*GOAL*. Take every line from the listing below that contains "strcpy".

*SOURCE DATA*.

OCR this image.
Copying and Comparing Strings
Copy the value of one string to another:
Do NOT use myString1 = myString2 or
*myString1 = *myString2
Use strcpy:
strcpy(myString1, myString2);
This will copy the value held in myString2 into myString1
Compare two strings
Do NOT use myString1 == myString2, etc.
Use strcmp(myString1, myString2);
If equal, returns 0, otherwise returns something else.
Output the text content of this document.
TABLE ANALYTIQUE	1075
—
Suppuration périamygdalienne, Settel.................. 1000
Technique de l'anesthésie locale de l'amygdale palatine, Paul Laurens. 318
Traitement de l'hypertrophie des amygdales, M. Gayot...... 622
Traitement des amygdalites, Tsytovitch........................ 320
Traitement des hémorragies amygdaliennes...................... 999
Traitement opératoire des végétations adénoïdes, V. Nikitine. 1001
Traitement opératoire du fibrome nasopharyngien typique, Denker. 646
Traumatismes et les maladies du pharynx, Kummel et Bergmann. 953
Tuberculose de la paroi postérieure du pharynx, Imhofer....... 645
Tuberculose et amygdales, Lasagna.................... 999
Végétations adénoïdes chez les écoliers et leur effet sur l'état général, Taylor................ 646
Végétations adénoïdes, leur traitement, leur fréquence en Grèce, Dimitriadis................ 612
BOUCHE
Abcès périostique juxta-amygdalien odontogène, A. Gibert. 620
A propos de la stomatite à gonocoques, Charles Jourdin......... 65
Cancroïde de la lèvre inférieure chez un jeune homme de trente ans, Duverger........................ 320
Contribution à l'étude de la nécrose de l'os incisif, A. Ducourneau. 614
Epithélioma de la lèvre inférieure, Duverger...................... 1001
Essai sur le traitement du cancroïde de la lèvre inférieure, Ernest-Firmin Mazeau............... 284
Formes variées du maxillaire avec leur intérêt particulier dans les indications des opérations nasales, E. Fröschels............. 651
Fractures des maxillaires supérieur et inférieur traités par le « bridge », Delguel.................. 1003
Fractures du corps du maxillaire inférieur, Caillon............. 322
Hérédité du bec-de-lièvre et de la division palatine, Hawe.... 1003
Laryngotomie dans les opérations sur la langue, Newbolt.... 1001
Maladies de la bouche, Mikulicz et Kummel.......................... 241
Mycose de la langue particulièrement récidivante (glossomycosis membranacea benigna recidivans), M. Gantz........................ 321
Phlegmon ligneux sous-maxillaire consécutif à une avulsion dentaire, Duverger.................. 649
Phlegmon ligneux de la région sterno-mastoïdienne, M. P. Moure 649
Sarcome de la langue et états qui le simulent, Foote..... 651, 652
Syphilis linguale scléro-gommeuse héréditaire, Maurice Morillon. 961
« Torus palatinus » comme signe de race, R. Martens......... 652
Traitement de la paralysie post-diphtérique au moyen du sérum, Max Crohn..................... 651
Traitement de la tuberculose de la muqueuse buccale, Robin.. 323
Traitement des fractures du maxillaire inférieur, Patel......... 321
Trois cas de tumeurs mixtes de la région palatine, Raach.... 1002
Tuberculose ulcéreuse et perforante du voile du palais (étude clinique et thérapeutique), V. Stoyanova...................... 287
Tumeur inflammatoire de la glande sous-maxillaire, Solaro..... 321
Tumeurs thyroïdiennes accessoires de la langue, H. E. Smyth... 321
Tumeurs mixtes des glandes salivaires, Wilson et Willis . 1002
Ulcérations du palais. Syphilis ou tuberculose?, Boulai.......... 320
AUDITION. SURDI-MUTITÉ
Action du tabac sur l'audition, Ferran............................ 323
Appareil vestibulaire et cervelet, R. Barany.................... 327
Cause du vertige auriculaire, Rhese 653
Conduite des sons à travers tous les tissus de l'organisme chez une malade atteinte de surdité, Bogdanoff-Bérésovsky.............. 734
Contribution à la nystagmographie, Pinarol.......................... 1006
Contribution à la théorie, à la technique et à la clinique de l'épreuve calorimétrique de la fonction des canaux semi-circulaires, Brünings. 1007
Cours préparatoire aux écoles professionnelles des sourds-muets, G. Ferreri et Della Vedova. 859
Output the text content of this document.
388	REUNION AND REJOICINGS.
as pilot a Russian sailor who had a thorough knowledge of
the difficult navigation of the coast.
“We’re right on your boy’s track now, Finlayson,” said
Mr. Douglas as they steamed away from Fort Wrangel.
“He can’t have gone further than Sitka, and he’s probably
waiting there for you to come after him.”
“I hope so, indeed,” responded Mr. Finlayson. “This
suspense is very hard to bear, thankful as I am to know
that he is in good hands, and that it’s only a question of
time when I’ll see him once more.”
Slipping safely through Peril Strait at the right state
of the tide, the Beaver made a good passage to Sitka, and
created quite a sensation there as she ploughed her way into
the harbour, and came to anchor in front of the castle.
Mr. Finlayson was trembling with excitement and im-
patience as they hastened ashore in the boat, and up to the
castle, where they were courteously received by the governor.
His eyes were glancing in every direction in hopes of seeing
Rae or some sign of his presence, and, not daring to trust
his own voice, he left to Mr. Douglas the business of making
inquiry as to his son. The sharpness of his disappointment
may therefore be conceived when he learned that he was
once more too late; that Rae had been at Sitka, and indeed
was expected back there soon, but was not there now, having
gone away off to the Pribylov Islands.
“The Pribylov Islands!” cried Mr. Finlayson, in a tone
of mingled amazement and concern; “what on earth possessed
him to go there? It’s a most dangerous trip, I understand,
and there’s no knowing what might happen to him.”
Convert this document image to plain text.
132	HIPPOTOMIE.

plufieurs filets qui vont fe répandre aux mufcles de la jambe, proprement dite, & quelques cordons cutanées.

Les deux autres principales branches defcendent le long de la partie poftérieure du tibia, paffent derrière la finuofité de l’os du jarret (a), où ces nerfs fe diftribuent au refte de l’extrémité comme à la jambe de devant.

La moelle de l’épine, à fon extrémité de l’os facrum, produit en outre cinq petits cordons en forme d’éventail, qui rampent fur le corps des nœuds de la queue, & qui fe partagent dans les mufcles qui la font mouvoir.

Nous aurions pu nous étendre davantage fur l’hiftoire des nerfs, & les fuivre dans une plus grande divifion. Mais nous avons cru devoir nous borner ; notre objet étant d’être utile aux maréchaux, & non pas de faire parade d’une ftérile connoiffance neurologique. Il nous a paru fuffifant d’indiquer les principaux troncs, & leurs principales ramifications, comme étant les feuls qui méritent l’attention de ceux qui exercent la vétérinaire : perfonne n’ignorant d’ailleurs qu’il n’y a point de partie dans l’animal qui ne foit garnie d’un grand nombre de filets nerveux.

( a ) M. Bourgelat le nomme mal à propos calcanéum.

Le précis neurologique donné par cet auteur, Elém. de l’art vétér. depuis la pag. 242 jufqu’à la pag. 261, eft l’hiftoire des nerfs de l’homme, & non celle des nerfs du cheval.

*THE RESULT*.
Use strcpy:
strcpy(myString1, myString2);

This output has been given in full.